▶ _Problem description_
Search the material for the word "plain" and report each line where it turns up.

▶ _Provided records_
#####
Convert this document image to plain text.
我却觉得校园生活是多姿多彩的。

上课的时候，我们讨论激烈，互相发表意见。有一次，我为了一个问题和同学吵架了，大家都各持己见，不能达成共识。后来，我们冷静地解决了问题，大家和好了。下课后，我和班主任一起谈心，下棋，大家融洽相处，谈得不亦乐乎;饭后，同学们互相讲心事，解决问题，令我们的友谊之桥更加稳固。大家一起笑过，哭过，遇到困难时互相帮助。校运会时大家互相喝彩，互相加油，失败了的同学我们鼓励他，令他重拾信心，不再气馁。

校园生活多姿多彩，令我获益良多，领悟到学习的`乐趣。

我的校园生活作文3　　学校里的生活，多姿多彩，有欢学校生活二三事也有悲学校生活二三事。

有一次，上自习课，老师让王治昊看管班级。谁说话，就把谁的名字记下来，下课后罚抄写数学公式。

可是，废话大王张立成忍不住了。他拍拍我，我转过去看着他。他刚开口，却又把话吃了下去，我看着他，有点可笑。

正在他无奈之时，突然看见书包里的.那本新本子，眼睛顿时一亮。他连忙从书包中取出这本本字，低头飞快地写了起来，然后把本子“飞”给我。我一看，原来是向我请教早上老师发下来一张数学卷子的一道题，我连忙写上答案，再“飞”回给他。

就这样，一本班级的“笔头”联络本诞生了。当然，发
#####
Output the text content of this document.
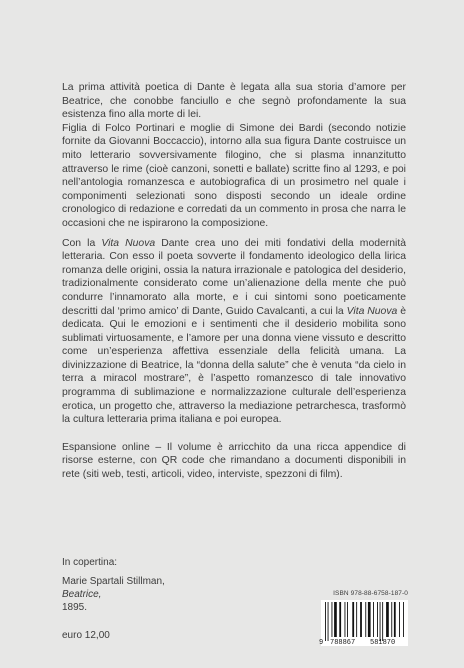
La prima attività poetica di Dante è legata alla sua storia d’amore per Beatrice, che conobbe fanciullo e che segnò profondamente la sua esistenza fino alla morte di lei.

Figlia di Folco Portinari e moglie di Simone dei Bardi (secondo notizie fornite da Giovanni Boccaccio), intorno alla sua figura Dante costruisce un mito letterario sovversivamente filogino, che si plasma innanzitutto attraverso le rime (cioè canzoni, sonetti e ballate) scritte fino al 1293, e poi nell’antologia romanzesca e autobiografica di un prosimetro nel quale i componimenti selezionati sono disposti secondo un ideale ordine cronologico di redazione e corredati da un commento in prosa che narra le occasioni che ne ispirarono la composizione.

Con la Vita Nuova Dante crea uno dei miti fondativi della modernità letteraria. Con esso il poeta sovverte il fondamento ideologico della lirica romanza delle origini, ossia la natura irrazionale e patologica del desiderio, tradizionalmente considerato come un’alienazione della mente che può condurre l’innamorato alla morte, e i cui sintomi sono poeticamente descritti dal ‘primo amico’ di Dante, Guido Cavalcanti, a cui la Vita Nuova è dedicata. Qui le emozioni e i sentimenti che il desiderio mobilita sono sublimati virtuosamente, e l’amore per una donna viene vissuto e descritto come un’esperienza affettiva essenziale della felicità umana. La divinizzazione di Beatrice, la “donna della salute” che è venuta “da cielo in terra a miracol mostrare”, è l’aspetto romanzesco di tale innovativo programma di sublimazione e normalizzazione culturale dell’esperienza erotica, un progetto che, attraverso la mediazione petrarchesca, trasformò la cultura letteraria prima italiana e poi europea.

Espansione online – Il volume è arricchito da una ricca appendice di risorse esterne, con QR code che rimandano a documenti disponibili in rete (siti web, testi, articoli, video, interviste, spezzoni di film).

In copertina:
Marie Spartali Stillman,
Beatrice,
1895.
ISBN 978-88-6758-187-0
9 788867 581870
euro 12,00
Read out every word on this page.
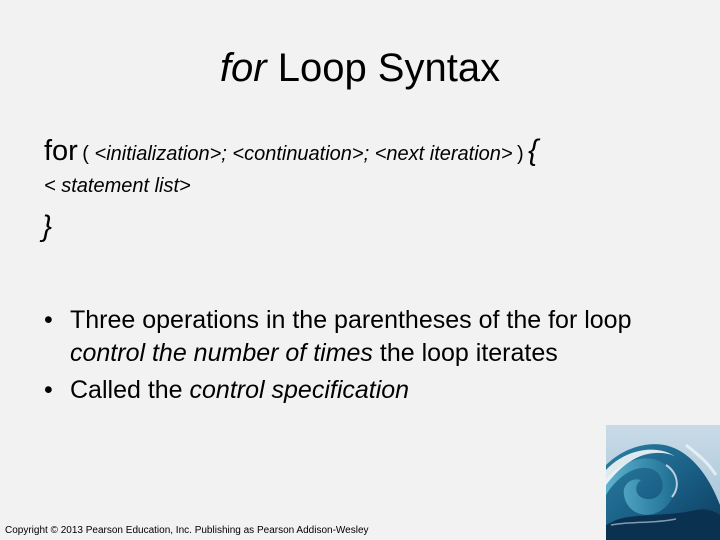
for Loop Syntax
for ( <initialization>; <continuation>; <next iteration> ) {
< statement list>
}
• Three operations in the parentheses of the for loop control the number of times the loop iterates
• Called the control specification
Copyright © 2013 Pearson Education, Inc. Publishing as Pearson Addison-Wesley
#####
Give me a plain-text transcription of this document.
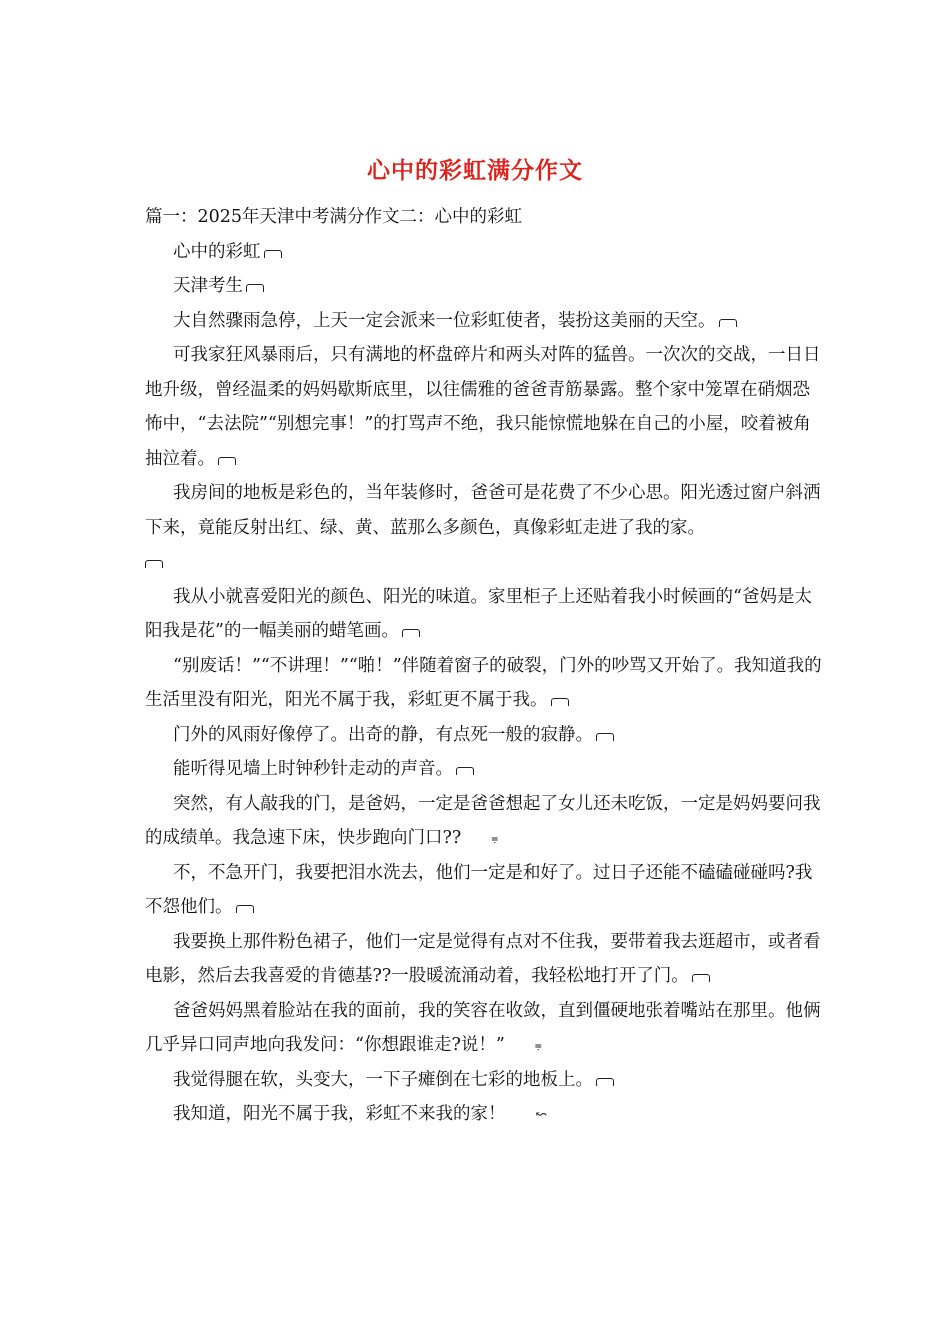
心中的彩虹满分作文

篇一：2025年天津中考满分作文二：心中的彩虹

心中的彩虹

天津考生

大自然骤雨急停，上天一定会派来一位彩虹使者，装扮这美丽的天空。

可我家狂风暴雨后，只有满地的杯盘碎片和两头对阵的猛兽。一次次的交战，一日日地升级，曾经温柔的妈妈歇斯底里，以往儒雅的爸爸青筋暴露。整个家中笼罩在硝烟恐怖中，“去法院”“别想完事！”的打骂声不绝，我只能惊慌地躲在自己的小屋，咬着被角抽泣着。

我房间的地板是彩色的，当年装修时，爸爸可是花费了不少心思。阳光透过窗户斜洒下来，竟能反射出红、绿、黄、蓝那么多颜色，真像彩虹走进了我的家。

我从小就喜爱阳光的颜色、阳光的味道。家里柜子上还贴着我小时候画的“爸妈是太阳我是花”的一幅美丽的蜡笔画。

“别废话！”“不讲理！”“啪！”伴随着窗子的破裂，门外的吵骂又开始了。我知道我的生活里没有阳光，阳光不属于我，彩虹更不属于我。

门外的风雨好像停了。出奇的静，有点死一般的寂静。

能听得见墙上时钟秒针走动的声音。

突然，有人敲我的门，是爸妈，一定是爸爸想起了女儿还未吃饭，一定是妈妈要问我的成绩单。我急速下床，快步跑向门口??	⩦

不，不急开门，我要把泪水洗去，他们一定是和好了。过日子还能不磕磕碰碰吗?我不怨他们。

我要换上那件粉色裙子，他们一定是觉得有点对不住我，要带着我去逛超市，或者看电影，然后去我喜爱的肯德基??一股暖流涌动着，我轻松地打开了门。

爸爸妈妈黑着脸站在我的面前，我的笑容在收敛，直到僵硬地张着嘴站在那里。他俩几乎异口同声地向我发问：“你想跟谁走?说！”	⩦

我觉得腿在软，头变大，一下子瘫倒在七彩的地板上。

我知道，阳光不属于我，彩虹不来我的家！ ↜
#####
▶ _Worked solution_
Convert this document image to plain text.
Give me a plain-text transcription of this document.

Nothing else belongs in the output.